Exercise objective ▸
Across all the lines below, how many contain the string "JSON"? Please reply with the number only.
=-=-=-=-=
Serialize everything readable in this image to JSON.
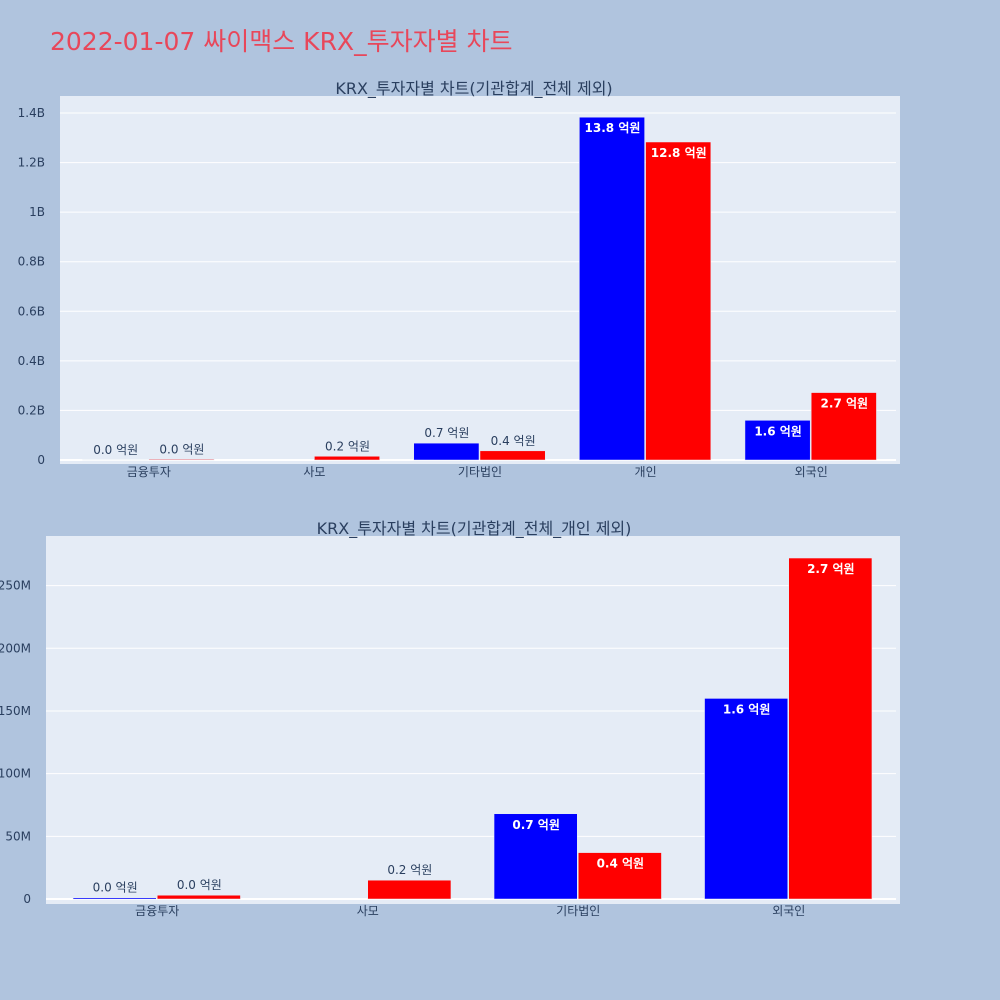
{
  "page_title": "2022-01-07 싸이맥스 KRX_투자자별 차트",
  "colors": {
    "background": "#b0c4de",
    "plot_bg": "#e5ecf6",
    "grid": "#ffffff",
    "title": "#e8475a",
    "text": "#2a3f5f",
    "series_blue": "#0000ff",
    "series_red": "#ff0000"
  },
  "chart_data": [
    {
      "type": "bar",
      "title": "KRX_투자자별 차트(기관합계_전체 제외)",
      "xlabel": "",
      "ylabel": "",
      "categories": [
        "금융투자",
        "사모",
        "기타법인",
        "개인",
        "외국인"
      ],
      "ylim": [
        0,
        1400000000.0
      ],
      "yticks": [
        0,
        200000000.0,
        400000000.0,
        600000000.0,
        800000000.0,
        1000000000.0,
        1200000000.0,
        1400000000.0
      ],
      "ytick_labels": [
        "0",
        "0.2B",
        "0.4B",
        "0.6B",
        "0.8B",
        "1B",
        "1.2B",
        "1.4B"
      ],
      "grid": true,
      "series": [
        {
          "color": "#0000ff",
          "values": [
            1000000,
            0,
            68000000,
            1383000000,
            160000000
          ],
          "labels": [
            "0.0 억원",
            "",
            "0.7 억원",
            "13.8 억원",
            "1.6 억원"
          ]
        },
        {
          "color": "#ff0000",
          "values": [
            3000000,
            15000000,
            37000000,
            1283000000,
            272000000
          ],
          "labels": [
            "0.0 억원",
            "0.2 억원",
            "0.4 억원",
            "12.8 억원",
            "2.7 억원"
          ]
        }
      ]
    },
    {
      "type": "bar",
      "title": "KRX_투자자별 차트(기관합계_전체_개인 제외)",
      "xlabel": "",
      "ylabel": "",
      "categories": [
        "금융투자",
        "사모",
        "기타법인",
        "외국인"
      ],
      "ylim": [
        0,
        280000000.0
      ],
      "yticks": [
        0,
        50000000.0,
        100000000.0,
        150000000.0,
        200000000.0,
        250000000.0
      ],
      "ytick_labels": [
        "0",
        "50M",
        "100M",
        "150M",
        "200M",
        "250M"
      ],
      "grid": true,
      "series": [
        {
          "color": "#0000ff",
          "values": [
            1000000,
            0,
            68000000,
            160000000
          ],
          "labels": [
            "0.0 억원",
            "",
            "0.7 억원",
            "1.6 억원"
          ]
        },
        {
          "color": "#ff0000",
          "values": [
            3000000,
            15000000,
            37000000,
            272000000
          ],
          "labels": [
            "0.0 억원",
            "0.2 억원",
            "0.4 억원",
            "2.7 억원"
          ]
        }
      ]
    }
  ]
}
=-=-=-=-=
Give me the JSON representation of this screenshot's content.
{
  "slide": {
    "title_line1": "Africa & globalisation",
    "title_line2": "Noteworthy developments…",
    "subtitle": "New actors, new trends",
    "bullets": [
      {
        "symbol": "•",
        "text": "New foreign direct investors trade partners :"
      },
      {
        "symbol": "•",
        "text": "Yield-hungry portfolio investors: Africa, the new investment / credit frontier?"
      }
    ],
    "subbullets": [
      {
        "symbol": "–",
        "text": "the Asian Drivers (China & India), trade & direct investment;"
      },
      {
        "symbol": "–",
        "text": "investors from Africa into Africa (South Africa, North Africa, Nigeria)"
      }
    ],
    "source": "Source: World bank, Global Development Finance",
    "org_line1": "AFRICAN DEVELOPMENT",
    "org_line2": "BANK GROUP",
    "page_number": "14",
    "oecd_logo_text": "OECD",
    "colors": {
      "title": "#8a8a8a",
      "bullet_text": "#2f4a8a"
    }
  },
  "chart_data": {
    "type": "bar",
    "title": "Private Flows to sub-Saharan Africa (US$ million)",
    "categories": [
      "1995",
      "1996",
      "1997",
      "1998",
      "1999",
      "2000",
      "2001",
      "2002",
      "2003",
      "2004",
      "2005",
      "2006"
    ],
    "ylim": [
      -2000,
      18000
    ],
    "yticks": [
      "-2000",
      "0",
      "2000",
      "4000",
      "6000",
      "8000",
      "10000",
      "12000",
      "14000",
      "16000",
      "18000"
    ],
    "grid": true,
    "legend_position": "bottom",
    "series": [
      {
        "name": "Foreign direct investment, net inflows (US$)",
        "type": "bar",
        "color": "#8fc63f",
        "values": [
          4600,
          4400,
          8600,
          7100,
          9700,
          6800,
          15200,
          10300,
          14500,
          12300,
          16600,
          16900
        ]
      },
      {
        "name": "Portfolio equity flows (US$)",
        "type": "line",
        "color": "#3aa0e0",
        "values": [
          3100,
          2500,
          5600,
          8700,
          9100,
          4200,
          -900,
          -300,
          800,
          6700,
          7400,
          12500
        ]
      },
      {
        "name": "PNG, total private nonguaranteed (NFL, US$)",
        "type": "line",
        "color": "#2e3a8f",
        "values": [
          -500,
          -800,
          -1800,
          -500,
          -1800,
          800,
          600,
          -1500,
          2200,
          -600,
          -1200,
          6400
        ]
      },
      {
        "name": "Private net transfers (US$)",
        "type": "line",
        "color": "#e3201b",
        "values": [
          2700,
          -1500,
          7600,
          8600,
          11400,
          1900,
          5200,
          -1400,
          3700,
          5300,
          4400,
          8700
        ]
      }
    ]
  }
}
=-=-=-=-=
Full answer ▸
2